**Job:** Write out each line of the listing as it stands, without the images.

**Supplied data:**
☆ ☆ ☆
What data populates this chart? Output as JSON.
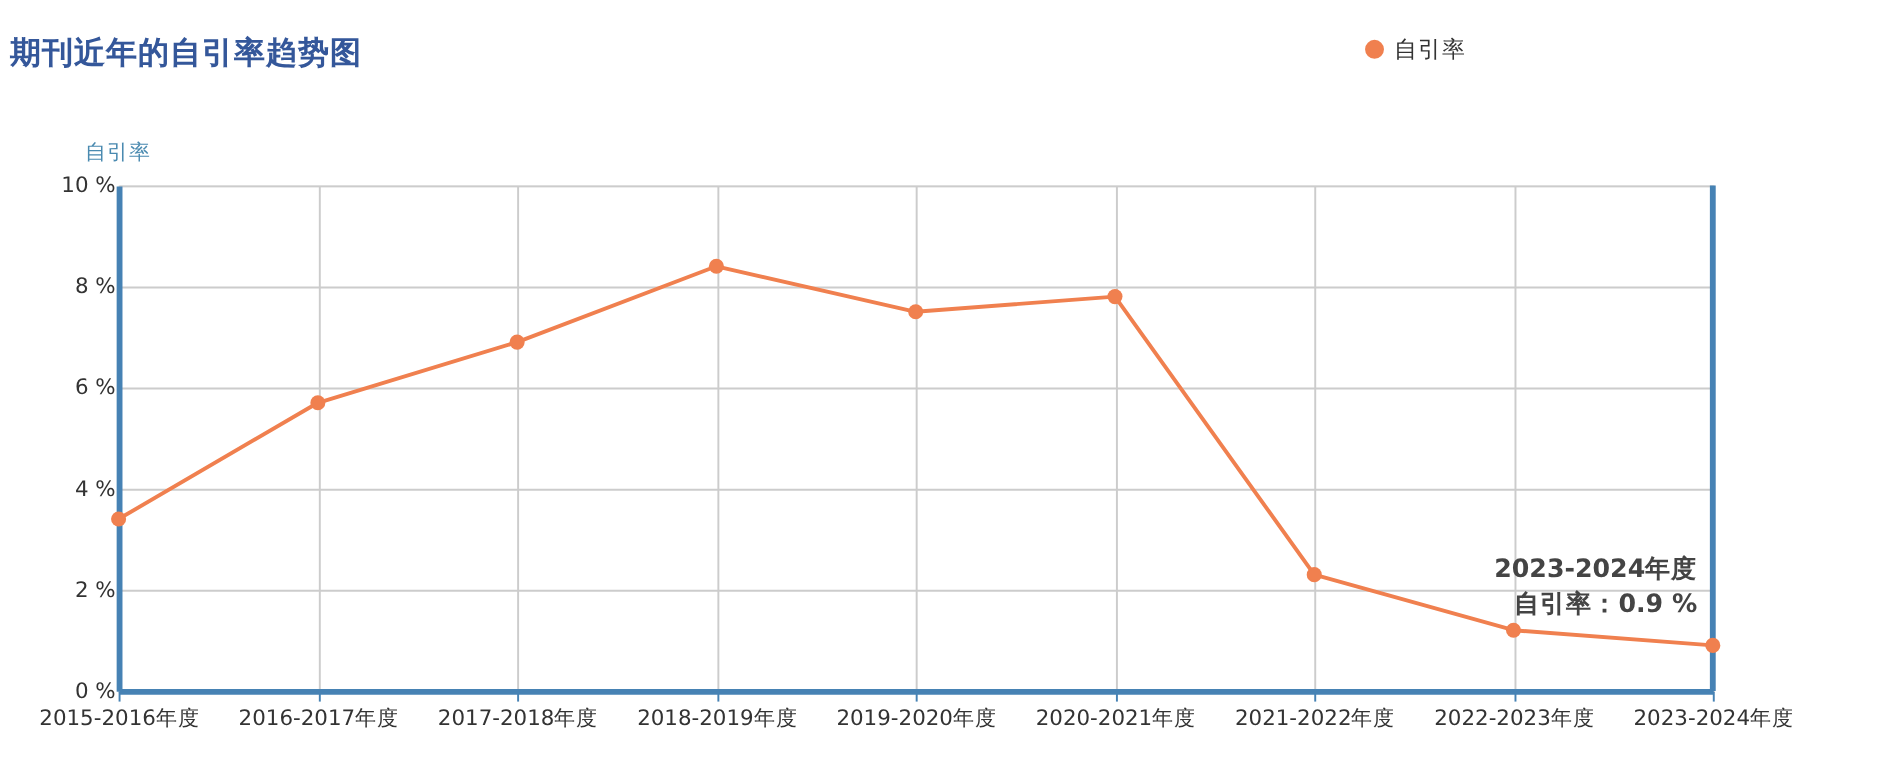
{
  "chart_data": {
    "type": "line",
    "title": "期刊近年的自引率趋势图",
    "ylabel": "自引率",
    "categories": [
      "2015-2016年度",
      "2016-2017年度",
      "2017-2018年度",
      "2018-2019年度",
      "2019-2020年度",
      "2020-2021年度",
      "2021-2022年度",
      "2022-2023年度",
      "2023-2024年度"
    ],
    "series": [
      {
        "name": "自引率",
        "color": "#f0804f",
        "values": [
          3.4,
          5.7,
          6.9,
          8.4,
          7.5,
          7.8,
          2.3,
          1.2,
          0.9
        ]
      }
    ],
    "ylim": [
      0,
      10
    ],
    "yticks": [
      {
        "value": 0,
        "label": "0 %"
      },
      {
        "value": 2,
        "label": "2 %"
      },
      {
        "value": 4,
        "label": "4 %"
      },
      {
        "value": 6,
        "label": "6 %"
      },
      {
        "value": 8,
        "label": "8 %"
      },
      {
        "value": 10,
        "label": "10 %"
      }
    ],
    "annotations": [
      {
        "text": "2023-2024年度",
        "x": "2023-2024年度",
        "y": 0.9
      },
      {
        "text": "自引率：0.9 %",
        "x": "2023-2024年度",
        "y": 0.9
      }
    ],
    "grid": true,
    "legend": "top right",
    "marker": "circle",
    "line_style": "solid"
  }
}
☆ ☆ ☆
**Solution for this exercise:**
What data populates this chart? Output as JSON.
{
  "chart_data": {
    "type": "line",
    "title": "期刊近年的自引率趋势图",
    "ylabel": "自引率",
    "categories": [
      "2015-2016年度",
      "2016-2017年度",
      "2017-2018年度",
      "2018-2019年度",
      "2019-2020年度",
      "2020-2021年度",
      "2021-2022年度",
      "2022-2023年度",
      "2023-2024年度"
    ],
    "series": [
      {
        "name": "自引率",
        "color": "#f0804f",
        "values": [
          3.4,
          5.7,
          6.9,
          8.4,
          7.5,
          7.8,
          2.3,
          1.2,
          0.9
        ]
      }
    ],
    "ylim": [
      0,
      10
    ],
    "yticks": [
      {
        "value": 0,
        "label": "0 %"
      },
      {
        "value": 2,
        "label": "2 %"
      },
      {
        "value": 4,
        "label": "4 %"
      },
      {
        "value": 6,
        "label": "6 %"
      },
      {
        "value": 8,
        "label": "8 %"
      },
      {
        "value": 10,
        "label": "10 %"
      }
    ],
    "annotations": [
      {
        "text": "2023-2024年度",
        "x": "2023-2024年度",
        "y": 0.9
      },
      {
        "text": "自引率：0.9 %",
        "x": "2023-2024年度",
        "y": 0.9
      }
    ],
    "grid": true,
    "legend": "top right",
    "marker": "circle",
    "line_style": "solid"
  }
}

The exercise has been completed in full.